## Set problem
Look through the data below and report how many lines include "risco". Only the number should be given.
start Material for this task
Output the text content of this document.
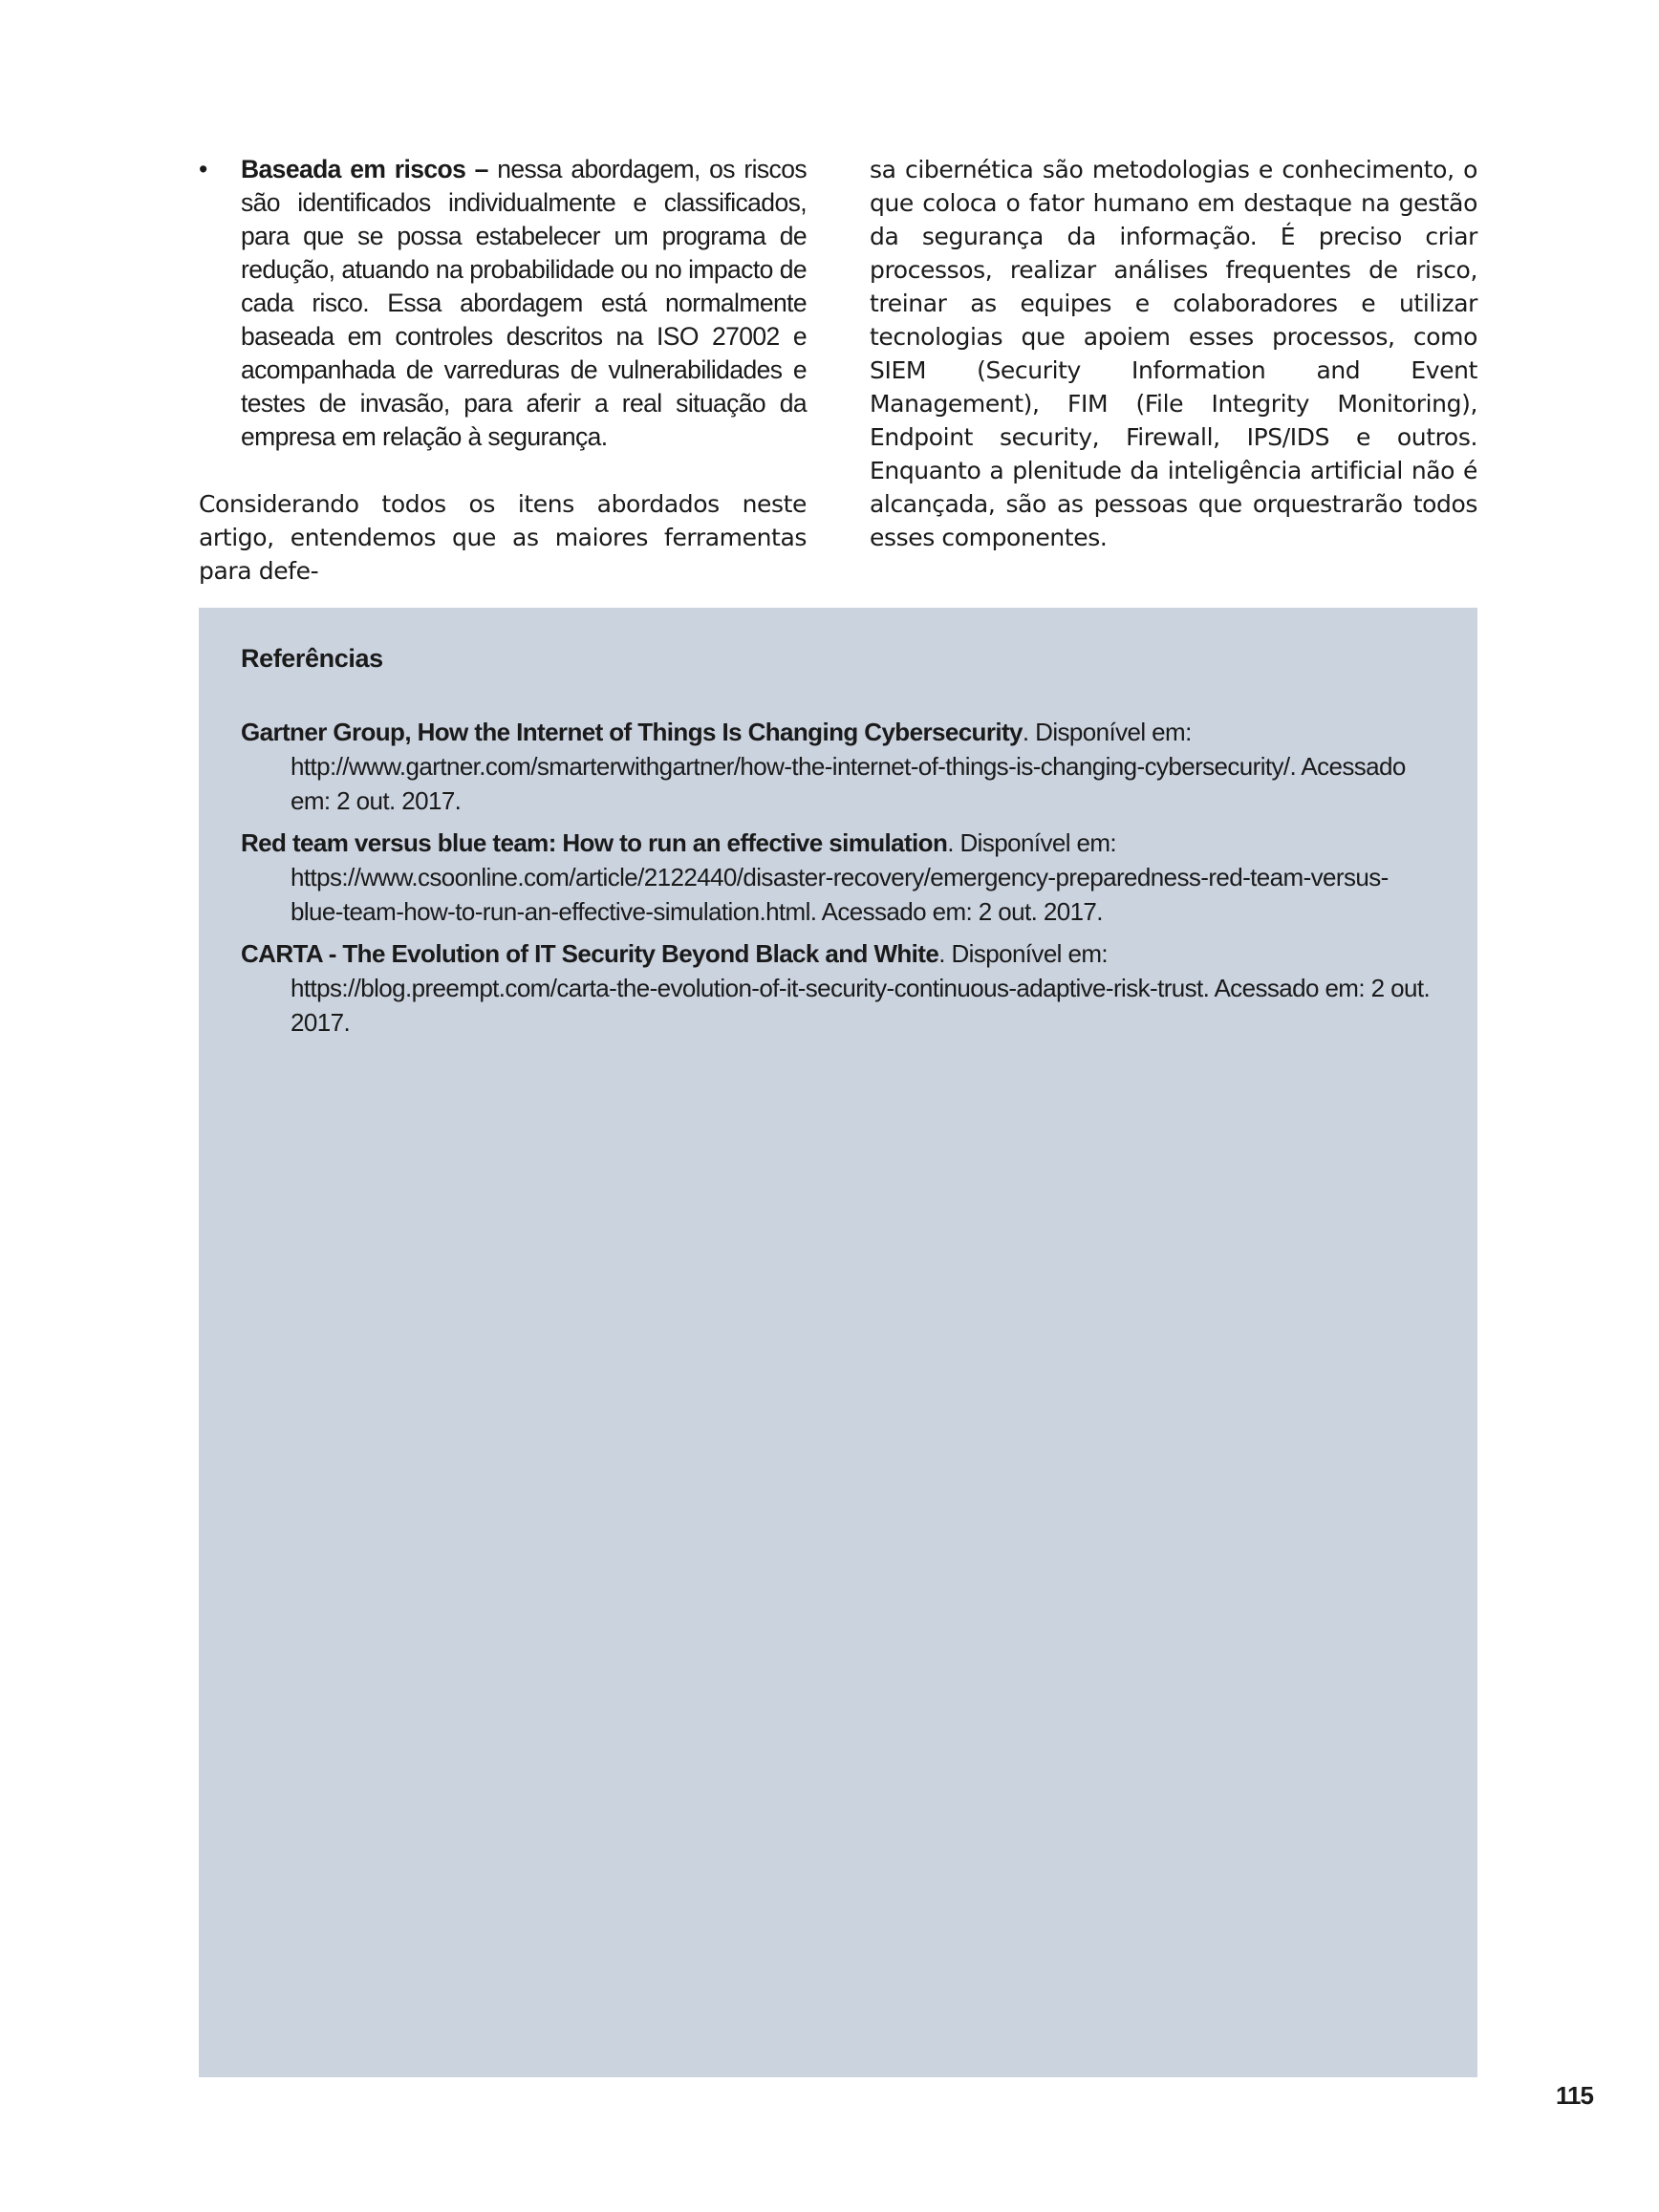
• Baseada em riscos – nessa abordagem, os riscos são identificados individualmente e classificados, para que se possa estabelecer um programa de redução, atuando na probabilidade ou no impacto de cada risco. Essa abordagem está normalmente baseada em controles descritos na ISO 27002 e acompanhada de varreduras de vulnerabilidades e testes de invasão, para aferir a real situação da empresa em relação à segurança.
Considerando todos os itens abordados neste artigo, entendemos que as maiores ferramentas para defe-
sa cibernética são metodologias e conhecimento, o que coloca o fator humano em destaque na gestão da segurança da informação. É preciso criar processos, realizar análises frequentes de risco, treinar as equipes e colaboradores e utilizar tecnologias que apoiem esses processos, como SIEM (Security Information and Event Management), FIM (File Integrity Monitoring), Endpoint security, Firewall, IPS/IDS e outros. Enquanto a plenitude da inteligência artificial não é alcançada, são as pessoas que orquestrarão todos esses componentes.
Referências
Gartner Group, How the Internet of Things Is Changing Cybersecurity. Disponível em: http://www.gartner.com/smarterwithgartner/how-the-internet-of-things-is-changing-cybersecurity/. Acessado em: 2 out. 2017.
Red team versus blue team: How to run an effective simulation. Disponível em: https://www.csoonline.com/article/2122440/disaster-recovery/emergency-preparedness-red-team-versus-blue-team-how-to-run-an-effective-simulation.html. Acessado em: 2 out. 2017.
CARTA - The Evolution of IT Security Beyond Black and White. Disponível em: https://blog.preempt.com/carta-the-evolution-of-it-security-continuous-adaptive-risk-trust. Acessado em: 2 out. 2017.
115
end Material for this task
## Exercise response
2